• _Work to do_: Copy exactly the lines from the one containing "What data was" through the last line of the records below, including both, and leave out any pictures.

•••••

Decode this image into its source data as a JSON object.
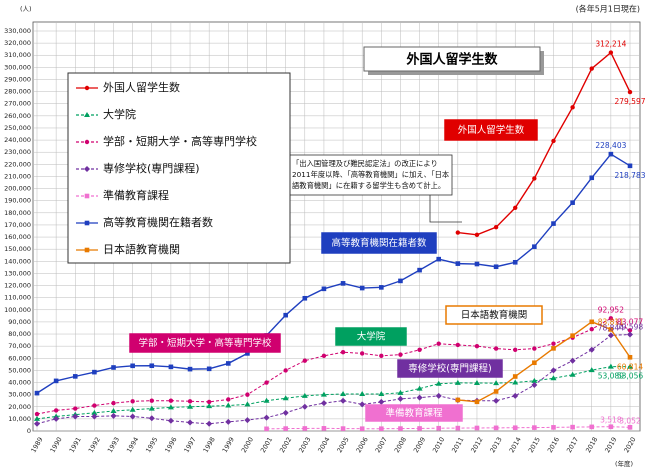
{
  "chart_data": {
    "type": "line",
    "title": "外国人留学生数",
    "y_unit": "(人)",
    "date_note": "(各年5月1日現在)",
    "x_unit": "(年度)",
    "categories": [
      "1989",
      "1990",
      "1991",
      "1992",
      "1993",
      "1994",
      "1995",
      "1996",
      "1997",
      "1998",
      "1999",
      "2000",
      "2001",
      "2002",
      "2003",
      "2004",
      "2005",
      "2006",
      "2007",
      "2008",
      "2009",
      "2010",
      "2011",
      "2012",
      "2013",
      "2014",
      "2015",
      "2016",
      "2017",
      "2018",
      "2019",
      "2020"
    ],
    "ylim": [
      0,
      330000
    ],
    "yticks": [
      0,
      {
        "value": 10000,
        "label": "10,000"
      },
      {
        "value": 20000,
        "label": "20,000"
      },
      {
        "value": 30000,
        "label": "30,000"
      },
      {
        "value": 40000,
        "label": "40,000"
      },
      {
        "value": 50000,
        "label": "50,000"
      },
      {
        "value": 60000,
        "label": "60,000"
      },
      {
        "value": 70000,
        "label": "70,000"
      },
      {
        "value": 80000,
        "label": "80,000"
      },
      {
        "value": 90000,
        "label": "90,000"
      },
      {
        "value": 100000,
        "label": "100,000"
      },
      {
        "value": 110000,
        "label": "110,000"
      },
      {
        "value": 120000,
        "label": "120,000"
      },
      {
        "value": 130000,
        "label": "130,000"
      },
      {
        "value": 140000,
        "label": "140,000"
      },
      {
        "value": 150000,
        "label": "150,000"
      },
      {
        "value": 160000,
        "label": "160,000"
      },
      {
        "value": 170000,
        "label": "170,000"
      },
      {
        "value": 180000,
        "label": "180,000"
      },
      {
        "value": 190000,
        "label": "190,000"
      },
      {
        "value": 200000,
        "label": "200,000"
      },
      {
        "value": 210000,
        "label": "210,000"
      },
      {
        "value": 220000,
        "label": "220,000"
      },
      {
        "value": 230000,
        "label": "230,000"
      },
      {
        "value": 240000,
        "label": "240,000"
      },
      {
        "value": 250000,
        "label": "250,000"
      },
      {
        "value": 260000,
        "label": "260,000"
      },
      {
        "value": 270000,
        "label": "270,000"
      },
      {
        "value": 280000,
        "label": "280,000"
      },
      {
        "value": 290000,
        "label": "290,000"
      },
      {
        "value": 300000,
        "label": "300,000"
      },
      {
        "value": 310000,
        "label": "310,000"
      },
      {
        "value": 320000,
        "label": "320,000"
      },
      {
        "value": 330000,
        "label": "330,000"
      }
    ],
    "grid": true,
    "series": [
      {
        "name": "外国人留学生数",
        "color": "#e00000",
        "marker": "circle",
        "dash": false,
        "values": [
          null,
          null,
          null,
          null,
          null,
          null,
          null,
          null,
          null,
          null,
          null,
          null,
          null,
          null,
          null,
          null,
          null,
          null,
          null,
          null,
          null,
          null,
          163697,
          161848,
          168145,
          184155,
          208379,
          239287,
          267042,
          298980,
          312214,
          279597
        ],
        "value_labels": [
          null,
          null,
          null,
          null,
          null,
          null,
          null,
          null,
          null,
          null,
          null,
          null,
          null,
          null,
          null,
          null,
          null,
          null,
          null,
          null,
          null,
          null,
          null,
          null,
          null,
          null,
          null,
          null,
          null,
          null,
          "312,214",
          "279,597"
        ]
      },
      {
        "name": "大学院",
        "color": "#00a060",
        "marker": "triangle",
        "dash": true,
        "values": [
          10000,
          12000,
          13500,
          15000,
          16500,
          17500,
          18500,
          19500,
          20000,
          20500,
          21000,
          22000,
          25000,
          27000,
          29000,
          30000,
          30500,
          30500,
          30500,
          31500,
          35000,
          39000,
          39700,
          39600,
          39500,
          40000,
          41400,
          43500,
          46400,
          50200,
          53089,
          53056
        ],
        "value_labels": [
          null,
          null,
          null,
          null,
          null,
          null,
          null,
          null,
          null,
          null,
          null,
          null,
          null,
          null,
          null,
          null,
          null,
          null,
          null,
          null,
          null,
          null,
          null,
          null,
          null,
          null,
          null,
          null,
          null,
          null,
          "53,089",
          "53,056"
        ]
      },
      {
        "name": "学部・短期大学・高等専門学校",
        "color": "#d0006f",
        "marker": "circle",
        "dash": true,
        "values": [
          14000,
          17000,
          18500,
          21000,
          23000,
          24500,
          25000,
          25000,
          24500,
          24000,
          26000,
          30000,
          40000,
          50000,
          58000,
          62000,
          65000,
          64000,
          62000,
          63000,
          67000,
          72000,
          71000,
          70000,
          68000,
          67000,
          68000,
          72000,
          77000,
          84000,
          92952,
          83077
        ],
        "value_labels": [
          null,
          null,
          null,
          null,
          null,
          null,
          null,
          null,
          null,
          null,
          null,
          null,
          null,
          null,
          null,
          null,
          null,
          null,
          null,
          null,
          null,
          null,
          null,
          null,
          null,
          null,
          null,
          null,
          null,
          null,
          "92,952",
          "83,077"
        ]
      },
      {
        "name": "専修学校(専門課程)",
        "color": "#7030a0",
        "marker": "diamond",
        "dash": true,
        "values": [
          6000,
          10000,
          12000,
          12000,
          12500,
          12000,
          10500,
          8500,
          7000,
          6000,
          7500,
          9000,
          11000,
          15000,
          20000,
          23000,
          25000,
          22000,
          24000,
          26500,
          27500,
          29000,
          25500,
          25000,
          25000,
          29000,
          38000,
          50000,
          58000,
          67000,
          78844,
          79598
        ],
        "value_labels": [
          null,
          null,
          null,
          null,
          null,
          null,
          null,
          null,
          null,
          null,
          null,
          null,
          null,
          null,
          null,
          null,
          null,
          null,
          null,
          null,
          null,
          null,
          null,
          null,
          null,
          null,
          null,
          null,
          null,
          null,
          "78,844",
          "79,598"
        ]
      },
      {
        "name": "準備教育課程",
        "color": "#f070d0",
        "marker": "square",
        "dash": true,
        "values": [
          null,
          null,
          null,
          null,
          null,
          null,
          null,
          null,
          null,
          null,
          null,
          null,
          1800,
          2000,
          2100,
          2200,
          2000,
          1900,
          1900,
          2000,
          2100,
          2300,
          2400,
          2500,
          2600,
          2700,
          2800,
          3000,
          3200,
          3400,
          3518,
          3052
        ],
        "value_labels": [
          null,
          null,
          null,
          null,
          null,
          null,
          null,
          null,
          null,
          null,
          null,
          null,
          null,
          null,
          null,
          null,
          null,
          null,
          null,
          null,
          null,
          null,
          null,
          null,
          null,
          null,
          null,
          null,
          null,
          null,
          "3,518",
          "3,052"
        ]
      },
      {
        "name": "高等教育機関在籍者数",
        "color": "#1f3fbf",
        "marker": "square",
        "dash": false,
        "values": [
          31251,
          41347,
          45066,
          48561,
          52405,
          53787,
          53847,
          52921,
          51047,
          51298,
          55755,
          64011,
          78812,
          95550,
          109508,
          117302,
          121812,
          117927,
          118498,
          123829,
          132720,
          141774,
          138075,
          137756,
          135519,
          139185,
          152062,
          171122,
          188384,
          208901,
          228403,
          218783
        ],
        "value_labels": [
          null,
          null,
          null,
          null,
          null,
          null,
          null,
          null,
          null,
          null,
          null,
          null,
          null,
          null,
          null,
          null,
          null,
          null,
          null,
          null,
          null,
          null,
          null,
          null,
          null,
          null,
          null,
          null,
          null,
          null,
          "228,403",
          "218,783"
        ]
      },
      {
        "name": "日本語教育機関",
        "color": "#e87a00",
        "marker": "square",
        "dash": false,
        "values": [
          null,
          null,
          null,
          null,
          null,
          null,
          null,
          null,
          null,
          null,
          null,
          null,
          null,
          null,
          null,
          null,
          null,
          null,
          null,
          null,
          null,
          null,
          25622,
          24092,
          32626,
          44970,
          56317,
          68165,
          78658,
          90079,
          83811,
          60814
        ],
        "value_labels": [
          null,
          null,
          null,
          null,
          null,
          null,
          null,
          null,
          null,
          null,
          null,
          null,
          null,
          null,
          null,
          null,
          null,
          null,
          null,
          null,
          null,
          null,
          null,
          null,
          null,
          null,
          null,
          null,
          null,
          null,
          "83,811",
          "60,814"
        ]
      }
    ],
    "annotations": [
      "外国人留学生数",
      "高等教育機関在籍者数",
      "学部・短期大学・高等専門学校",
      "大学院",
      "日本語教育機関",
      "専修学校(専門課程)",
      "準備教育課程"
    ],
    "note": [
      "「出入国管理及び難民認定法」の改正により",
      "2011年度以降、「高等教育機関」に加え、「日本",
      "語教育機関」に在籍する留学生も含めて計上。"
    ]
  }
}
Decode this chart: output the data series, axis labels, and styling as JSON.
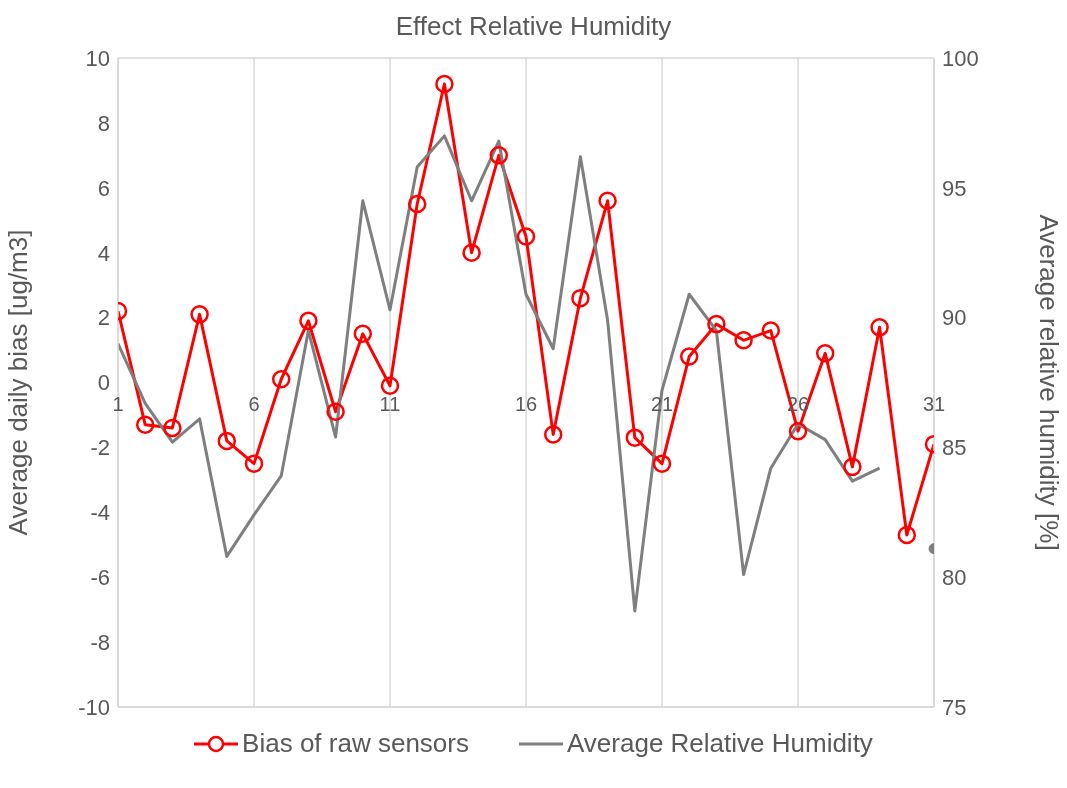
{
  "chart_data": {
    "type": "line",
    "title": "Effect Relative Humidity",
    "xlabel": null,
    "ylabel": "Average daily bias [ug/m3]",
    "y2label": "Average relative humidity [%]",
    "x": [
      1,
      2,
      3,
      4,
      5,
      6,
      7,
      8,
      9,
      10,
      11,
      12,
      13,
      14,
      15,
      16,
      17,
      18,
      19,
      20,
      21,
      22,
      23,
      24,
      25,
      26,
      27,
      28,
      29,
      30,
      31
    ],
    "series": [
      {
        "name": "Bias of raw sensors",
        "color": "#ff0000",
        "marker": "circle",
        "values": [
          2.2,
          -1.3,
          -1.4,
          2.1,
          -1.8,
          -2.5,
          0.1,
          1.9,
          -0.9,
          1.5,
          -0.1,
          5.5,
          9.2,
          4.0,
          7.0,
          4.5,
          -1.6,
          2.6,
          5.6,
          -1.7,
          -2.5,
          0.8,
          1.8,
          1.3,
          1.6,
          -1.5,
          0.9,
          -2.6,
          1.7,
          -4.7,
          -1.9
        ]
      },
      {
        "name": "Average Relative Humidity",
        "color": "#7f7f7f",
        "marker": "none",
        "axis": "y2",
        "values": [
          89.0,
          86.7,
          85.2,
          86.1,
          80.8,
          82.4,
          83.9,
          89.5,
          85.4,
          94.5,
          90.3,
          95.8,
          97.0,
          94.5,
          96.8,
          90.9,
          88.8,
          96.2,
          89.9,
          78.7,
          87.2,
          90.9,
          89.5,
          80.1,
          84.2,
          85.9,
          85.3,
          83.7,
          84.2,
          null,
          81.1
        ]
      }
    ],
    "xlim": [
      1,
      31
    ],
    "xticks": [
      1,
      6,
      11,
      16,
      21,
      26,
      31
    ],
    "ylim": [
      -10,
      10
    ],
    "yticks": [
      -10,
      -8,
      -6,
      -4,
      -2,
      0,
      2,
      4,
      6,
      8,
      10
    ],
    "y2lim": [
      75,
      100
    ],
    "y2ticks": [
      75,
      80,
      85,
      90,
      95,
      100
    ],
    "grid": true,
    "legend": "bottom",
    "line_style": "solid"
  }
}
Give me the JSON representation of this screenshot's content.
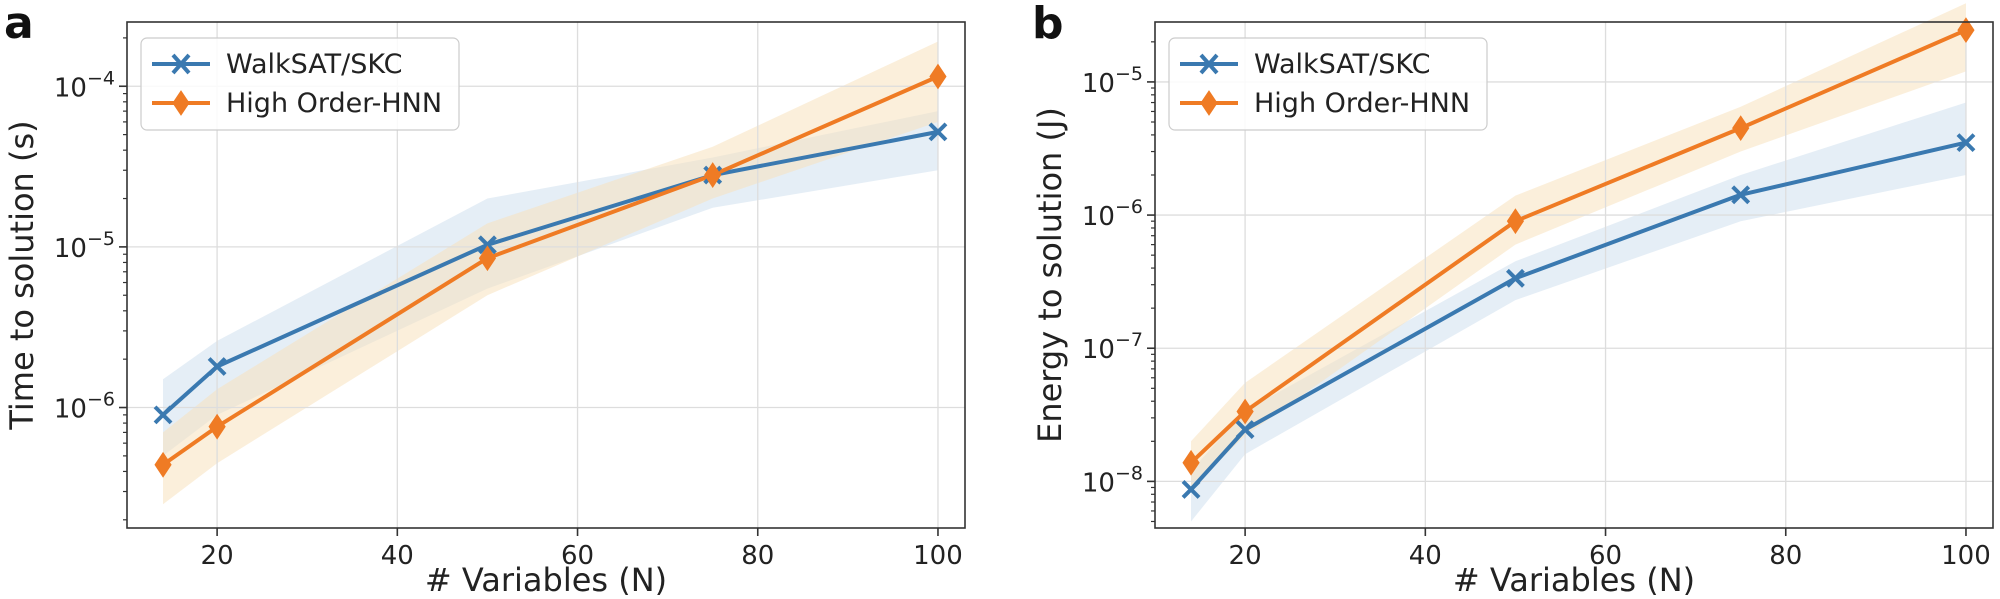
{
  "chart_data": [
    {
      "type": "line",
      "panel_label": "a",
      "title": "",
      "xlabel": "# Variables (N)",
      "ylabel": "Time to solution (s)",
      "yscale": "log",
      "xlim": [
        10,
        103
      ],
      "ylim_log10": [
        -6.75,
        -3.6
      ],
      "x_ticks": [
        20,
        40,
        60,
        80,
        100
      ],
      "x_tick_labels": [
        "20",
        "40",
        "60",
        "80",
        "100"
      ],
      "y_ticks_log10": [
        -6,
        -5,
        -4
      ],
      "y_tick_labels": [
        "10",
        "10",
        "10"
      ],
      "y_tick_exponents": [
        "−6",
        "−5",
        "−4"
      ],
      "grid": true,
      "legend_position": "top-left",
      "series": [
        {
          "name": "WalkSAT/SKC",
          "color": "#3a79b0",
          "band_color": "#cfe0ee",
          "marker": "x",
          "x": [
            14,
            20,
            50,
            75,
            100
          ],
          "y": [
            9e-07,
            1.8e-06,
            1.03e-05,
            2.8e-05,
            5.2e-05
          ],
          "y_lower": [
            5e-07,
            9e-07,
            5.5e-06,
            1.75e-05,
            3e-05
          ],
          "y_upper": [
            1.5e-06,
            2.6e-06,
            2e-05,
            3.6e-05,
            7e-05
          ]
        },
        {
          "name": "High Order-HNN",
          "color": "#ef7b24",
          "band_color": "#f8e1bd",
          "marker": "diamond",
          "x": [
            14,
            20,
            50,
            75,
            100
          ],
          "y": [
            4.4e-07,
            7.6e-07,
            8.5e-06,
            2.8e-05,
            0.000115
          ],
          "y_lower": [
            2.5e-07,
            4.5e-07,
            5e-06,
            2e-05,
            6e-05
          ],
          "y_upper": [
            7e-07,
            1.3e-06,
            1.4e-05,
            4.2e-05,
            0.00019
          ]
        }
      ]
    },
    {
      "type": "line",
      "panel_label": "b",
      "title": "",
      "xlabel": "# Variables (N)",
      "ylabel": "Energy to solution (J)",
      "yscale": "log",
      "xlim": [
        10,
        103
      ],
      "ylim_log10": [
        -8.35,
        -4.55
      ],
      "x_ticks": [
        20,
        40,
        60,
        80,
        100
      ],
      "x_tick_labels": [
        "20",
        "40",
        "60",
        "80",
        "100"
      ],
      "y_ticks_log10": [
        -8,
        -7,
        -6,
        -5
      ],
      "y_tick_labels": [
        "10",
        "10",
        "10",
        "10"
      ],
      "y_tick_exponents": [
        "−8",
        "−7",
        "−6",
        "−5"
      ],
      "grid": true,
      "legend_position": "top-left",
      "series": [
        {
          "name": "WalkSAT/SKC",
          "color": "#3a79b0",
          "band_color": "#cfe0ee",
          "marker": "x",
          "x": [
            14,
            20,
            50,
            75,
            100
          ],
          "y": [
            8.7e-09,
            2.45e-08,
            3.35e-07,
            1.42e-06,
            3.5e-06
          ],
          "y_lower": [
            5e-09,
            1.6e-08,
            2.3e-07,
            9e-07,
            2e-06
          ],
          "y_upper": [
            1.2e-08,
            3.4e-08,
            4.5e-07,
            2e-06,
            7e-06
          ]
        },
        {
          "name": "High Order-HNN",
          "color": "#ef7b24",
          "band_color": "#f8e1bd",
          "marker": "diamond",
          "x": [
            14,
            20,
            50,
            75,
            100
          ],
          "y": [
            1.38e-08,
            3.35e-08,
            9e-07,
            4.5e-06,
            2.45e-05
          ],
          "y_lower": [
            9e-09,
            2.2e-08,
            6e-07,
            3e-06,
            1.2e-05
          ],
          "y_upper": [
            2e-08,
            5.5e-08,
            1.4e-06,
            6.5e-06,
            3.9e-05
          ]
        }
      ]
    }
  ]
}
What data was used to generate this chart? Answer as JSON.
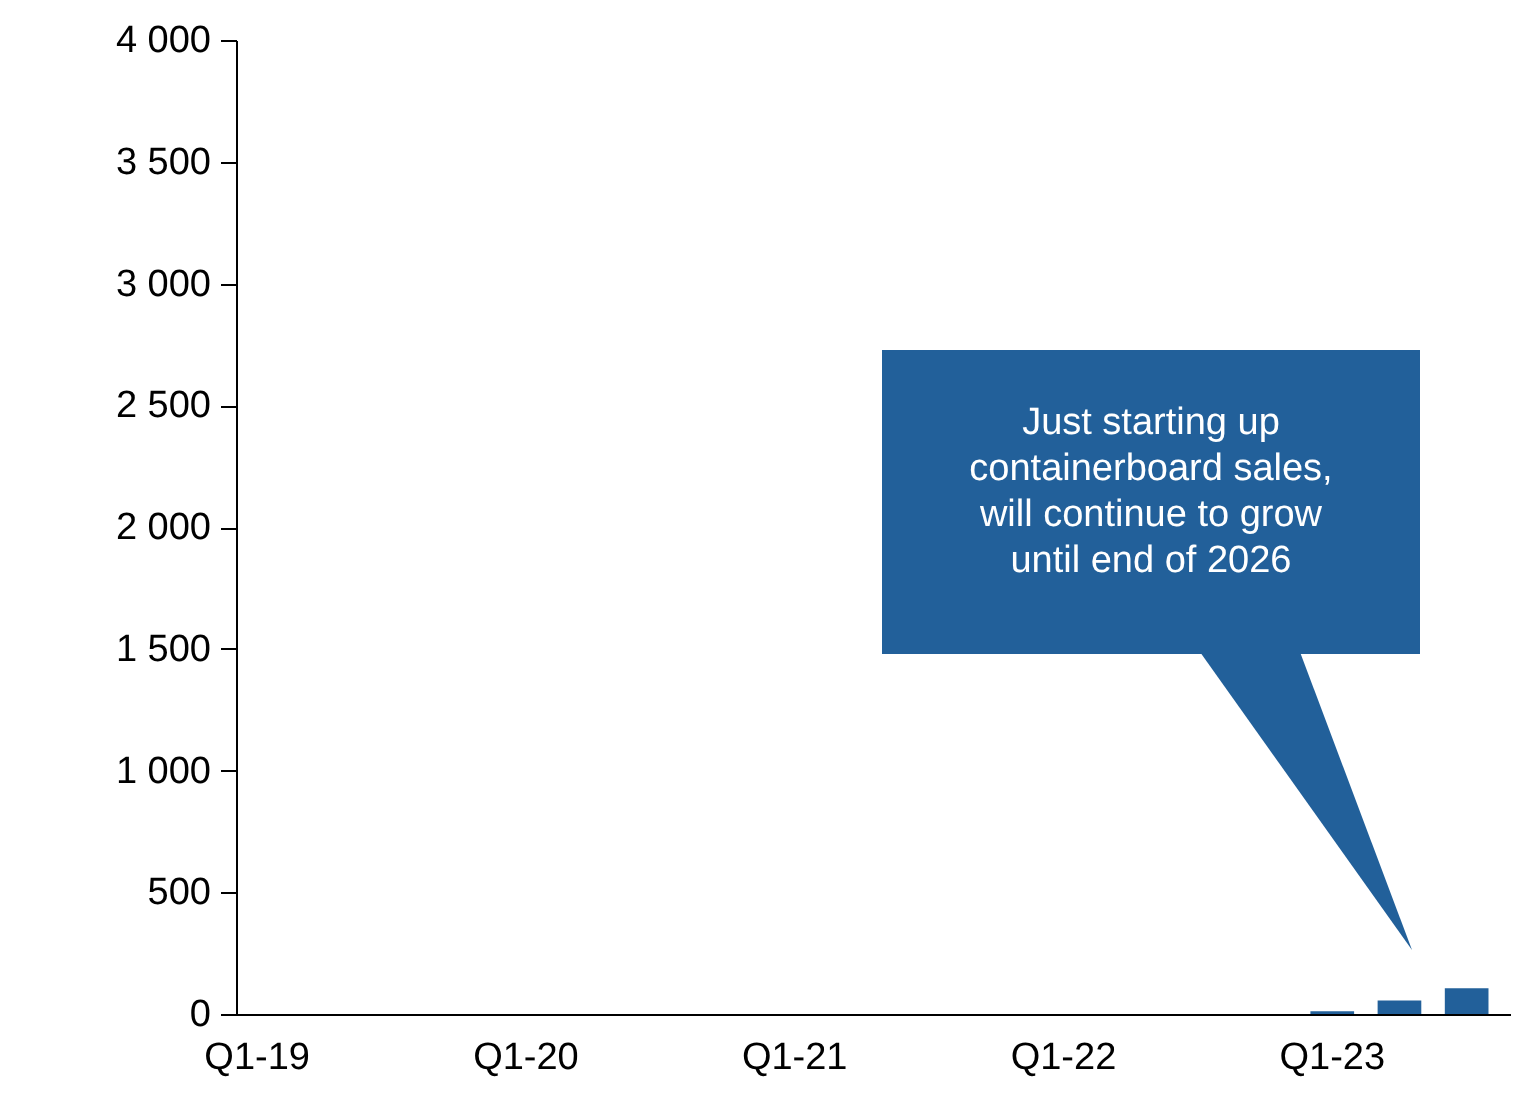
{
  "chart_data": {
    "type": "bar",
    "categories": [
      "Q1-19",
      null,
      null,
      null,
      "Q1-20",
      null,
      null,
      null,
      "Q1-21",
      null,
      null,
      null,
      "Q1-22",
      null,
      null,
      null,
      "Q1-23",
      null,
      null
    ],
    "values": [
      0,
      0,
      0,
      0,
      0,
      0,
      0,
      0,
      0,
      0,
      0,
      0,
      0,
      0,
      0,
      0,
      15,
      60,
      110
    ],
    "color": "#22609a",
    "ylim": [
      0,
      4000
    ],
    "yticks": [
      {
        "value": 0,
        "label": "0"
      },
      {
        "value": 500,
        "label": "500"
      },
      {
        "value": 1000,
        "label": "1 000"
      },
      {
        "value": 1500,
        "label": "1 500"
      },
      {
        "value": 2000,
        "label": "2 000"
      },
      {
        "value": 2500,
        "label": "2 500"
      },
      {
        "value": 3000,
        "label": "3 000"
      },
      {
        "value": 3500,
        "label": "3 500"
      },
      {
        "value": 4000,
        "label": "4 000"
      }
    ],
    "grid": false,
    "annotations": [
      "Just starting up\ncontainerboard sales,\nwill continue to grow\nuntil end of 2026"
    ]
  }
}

•••••

• _Response to this exercise_:
What data was used to generate this chart? Answer as JSON.
{
  "chart_data": {
    "type": "bar",
    "categories": [
      "Q1-19",
      null,
      null,
      null,
      "Q1-20",
      null,
      null,
      null,
      "Q1-21",
      null,
      null,
      null,
      "Q1-22",
      null,
      null,
      null,
      "Q1-23",
      null,
      null
    ],
    "values": [
      0,
      0,
      0,
      0,
      0,
      0,
      0,
      0,
      0,
      0,
      0,
      0,
      0,
      0,
      0,
      0,
      15,
      60,
      110
    ],
    "color": "#22609a",
    "ylim": [
      0,
      4000
    ],
    "yticks": [
      {
        "value": 0,
        "label": "0"
      },
      {
        "value": 500,
        "label": "500"
      },
      {
        "value": 1000,
        "label": "1 000"
      },
      {
        "value": 1500,
        "label": "1 500"
      },
      {
        "value": 2000,
        "label": "2 000"
      },
      {
        "value": 2500,
        "label": "2 500"
      },
      {
        "value": 3000,
        "label": "3 000"
      },
      {
        "value": 3500,
        "label": "3 500"
      },
      {
        "value": 4000,
        "label": "4 000"
      }
    ],
    "grid": false,
    "annotations": [
      "Just starting up\ncontainerboard sales,\nwill continue to grow\nuntil end of 2026"
    ]
  }
}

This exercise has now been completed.